## Work to be completed
Continue the article on managing refractive surprises, picking up right after its final sentence.

## Study text

Certain patient subgroups are also at higher risk for experiencing a refractive miss. “The highest-risk group includes patients who have had previous corneal refractive surgery, such as LASIK, PRK or RK,” says Neda Shamie, MD, of Maloney-Shamie-Hura Vision Institute in Los Angeles. “Patients with very high myopia or hyperopia—those at the extremes of refractive error—also face an increased risk. Additionally, individuals with irregular corneas, keratoconus, or dry eyes are more likely to experience a refractive surprise. Essentially, any patient whose keratometry isn’t optimized during measurements could potentially have an unexpected refractive outcome.”
Here, veteran surgeons take us through the management decision process for residual refractive errors and discuss the factors that help them determine the most appropriate approach.
Investigate the Cause
Though most refractive surprises are mild, even small deviations from target can cause visual symptoms for patients. Experts say it’s important to take a step back and consider what led to the error. “The success of multifocal and extended range lenses is highly dependent on achieving the target refraction,” Dr. Shamie says. “The first step in addressing suboptimal postop vision is to rule out common problems such as ocular surface disease or residual refractive error. Less common concerns, which tend to occur after the acute postoperative period, could include cystoid macular edema, posterior capsular opacity and IOL malposition. In the event that the suboptimal uncorrected vision is due to a refractive miss, the manifest refraction should correct the patient’s vision to 20/20 or to the expected visual potential.

## Given information
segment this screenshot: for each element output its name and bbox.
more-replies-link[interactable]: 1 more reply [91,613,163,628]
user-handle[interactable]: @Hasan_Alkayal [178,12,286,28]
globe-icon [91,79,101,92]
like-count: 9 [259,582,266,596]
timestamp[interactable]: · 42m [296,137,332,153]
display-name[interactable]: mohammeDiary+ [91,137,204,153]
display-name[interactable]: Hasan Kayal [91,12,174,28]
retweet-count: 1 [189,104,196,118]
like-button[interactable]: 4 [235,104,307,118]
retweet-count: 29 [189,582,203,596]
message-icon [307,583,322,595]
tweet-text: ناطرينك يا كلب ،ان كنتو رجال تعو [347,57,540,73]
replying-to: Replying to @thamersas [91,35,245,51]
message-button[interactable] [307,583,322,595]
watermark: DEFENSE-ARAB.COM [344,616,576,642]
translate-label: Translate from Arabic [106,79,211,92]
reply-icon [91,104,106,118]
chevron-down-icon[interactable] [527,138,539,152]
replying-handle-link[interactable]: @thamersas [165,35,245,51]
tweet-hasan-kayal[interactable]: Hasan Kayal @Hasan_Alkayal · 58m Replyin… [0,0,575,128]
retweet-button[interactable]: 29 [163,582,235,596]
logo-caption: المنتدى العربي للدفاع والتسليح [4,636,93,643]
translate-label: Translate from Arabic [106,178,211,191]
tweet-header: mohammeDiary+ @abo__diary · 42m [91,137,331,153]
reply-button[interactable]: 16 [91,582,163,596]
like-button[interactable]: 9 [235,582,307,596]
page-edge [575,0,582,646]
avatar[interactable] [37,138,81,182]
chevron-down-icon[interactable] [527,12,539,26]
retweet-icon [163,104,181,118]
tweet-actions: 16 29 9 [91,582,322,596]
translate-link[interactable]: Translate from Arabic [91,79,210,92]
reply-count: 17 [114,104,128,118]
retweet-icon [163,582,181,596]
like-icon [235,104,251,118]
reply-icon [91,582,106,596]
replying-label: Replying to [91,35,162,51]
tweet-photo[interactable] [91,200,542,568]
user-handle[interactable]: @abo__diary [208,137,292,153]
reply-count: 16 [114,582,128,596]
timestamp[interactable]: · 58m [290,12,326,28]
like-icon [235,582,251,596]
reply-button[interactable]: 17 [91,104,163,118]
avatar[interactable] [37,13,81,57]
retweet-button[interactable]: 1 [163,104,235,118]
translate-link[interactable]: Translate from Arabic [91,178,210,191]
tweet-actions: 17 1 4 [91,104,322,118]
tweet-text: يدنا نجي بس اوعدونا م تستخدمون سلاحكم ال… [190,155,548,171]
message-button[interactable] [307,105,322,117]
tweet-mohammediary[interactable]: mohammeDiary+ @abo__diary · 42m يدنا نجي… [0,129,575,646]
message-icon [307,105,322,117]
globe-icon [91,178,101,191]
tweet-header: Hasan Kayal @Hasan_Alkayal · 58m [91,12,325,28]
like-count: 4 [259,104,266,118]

## Result of this task
“Investigating the cause of the miss involves looking at the preoperative measurements such as topography, ocular surface health and biometry,” she continues. “One question is whether the data inputted for determining the IOL power was in error or not ideally captured. I also check the postoperative topography and corneal measurements to compare with what I obtained preoperatively. If the two aren’t consistent, I’d evaluate the discrepancy. Reasons for a shift in keratometry may include dry eye, epithelial basement dystrophy, corneal edema, a gaping limbal relaxing incision or incorrectly placed relaxing incision. The IOL position or orientation is also an important factor, especially in the case of toric IOLs. And of course, the IOL power needs to be checked to be sure an error didn’t occur in selecting the IOL.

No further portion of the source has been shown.